Texte fourni:
L' écorchée vive de Claire Legendre

Par Ogresse
Ca ressemble moins à un visage qu’aux entrailles démêlées d’une souris de dissection. Les angles irréguliers semblent avoir été poncés puis vernis. Par endroits, des traces de poudre semblent croûter. C’est une tache rouge presque ronde, trouée de deux yeux sombres écroulés en accent circonflexe au-dessus du nez. Le front s’adosse à la courbe des sourcils qui va bientôt craquer. La bouche fut peut-être gourmande, mais il n’en reste qu’une moue honteuse et la lèvre supérieure, fendue en son centre, réprime le souvenir d’une sensualité défunte. Le menton s’esquive entre deux bajoues gonflées comme à l’hélium. Les yeux gémissent.
Barbara pleure devant Paulette, 1924, le tableau de Soutine qui lui rappelle tant son passé, celui de la différence et de la cruauté. Elle semble pourtant aujourd’hui mener une vie normale. Elle travaille et vit avec un homme, François, que ses collègues lui envient, mais à qui elle n’ose pas parler de sa vie d’avant, par peur de le perdre.

Section des données:
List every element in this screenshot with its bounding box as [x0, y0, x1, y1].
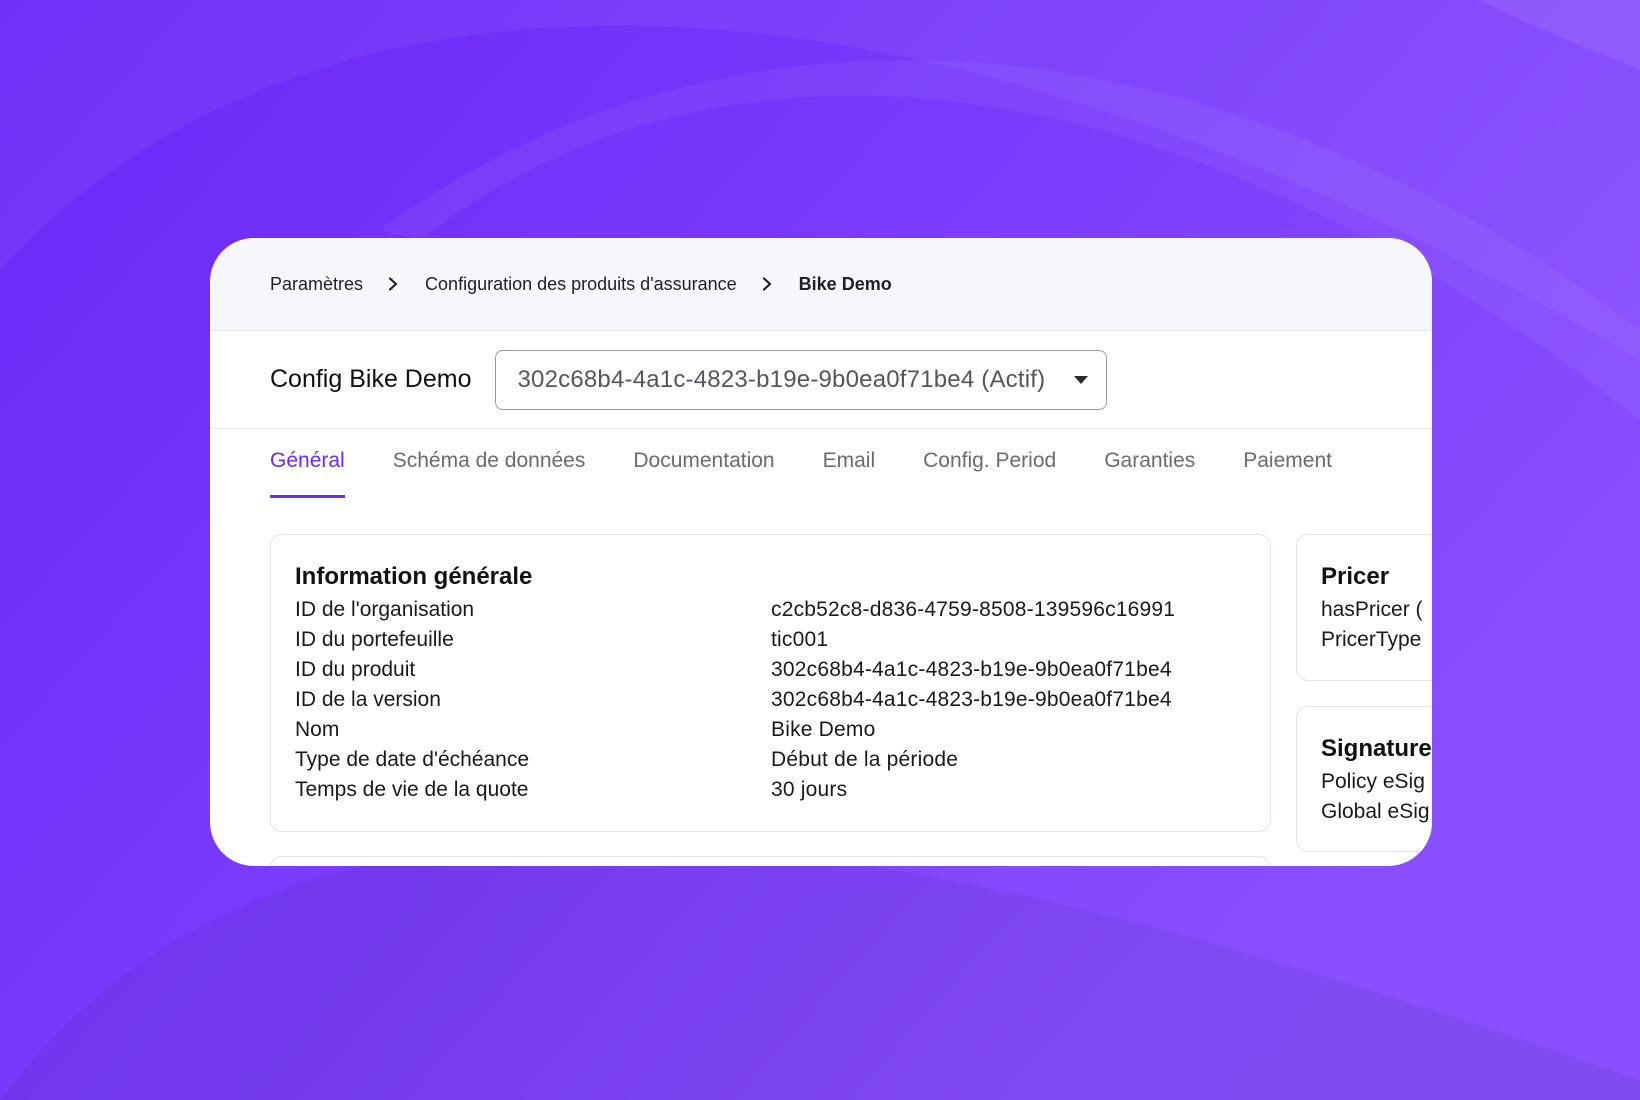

Les consignes:
1. Énumérez toutes les parties du visage nommées dans le premier paragraphe du texte fourni, qui décrit le tableau.
2. D'après le texte fourni, quel peintre a réalisé le tableau Paulette, 1924 ?
3. Reproduisez à l'identique le passage du texte fourni qui va de « Par Ogresse » à « Les yeux gémissent. ».

Réponses attendues:
1. Les yeux, le nez, le front, les sourcils, la bouche, la lèvre supérieure, le menton et les bajoues.

2. Soutine.

3.
Par Ogresse
Ca ressemble moins à un visage qu’aux entrailles démêlées d’une souris de dissection. Les angles irréguliers semblent avoir été poncés puis vernis. Par endroits, des traces de poudre semblent croûter. C’est une tache rouge presque ronde, trouée de deux yeux sombres écroulés en accent circonflexe au-dessus du nez. Le front s’adosse à la courbe des sourcils qui va bientôt craquer. La bouche fut peut-être gourmande, mais il n’en reste qu’une moue honteuse et la lèvre supérieure, fendue en son centre, réprime le souvenir d’une sensualité défunte. Le menton s’esquive entre deux bajoues gonflées comme à l’hélium. Les yeux gémissent.